• JOB: Identify the lines that contain the string "NonPhys", then copy each of them.

START DATASET RECORDS

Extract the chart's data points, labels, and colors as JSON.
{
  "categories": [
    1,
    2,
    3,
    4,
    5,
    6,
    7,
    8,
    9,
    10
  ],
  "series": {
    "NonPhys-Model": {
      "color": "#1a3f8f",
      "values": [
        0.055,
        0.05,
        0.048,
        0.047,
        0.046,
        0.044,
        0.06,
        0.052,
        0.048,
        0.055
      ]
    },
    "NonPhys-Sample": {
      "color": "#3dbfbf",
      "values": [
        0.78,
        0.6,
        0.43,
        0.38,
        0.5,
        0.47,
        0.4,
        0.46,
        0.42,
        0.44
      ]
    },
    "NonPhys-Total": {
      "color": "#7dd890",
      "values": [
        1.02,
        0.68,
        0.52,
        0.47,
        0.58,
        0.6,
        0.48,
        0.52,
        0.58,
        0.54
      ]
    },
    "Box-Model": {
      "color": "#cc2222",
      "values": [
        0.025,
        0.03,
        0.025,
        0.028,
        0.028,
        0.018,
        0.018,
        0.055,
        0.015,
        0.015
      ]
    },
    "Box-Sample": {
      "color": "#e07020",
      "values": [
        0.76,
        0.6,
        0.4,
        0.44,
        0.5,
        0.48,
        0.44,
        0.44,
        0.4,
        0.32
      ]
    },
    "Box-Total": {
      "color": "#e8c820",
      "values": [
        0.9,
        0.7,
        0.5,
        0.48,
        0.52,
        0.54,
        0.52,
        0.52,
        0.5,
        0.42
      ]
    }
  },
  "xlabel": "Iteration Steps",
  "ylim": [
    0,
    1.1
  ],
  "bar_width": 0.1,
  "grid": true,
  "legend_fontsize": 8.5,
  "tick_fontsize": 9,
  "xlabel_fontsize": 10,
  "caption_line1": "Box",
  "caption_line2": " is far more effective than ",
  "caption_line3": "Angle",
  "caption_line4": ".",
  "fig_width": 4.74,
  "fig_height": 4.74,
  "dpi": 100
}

END DATASET RECORDS
START DATASET RECORDS

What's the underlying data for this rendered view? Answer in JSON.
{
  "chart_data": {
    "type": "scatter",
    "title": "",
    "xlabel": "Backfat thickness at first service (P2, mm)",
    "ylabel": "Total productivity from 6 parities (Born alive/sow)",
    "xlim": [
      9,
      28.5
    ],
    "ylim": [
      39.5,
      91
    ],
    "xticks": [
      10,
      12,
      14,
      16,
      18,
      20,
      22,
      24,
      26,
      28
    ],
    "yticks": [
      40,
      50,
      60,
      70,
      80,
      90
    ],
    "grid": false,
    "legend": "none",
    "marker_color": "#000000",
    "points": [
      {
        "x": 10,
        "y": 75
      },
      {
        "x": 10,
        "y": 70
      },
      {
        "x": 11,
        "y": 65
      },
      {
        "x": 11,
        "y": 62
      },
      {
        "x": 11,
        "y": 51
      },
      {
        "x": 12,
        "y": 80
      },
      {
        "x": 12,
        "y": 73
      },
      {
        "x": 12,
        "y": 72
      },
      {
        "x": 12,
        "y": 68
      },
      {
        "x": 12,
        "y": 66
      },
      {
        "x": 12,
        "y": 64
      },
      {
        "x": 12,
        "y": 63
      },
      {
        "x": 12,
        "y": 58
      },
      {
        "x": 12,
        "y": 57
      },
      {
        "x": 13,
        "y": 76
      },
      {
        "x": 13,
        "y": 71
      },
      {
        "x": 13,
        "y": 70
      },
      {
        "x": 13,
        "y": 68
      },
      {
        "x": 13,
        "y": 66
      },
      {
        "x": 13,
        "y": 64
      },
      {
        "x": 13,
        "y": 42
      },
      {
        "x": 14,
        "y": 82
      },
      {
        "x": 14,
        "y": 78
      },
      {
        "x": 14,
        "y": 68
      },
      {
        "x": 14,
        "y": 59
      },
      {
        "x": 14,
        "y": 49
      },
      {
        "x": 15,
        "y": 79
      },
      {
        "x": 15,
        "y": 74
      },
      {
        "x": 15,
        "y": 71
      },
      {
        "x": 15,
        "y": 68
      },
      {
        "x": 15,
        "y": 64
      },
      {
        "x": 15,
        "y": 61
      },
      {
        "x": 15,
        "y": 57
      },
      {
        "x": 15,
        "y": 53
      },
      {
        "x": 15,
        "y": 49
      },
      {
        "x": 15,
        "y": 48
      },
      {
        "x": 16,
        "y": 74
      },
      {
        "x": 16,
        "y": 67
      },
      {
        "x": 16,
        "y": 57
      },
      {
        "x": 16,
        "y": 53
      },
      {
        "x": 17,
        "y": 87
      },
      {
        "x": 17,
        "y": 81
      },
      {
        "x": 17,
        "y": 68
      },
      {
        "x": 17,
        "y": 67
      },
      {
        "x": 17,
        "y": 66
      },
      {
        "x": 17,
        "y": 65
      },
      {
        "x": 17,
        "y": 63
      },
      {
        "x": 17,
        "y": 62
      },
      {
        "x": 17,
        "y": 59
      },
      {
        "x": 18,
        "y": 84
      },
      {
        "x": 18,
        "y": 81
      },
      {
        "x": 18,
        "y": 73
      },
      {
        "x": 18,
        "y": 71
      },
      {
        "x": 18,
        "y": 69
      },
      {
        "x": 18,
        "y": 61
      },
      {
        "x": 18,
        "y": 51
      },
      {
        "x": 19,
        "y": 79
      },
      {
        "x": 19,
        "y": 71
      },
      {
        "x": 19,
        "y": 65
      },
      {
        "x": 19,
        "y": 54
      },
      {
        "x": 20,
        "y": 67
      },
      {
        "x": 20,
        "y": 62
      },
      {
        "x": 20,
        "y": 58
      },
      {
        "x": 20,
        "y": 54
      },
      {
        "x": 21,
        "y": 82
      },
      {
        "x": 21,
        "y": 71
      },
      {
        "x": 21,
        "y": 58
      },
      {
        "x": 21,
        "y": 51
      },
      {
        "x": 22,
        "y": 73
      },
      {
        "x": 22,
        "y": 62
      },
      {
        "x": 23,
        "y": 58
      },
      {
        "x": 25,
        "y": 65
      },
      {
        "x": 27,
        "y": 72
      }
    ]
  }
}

END DATASET RECORDS
START DATASET RECORDS

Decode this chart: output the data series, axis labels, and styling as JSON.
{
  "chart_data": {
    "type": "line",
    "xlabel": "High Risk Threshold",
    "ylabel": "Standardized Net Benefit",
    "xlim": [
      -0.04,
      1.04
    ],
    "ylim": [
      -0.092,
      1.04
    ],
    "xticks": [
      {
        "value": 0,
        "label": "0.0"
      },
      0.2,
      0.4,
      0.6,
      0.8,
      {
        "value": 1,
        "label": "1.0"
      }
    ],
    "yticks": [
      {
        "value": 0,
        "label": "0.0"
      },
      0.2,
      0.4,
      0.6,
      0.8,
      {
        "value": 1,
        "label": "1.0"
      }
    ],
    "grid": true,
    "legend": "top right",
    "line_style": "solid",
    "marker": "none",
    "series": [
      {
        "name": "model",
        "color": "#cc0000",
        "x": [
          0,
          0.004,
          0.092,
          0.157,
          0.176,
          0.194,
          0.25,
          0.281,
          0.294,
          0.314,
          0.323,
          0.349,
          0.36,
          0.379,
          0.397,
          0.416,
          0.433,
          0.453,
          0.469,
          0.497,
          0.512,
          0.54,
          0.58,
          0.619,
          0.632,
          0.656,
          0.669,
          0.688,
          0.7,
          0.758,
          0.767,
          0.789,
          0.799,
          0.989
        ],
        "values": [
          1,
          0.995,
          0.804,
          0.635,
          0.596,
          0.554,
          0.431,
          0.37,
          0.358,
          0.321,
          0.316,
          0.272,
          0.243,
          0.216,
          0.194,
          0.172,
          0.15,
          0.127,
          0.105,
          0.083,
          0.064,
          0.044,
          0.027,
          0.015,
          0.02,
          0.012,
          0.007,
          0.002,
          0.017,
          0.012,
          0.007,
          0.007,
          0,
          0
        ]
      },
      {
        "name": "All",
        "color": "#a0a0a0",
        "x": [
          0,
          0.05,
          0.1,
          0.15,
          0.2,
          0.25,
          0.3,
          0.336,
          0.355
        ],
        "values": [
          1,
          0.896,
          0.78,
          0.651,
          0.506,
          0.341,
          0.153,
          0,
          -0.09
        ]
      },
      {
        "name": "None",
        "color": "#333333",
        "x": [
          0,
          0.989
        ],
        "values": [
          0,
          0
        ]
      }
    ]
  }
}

END DATASET RECORDS

• FULL ANSWER:
    "NonPhys-Model": {
    "NonPhys-Sample": {
    "NonPhys-Total": {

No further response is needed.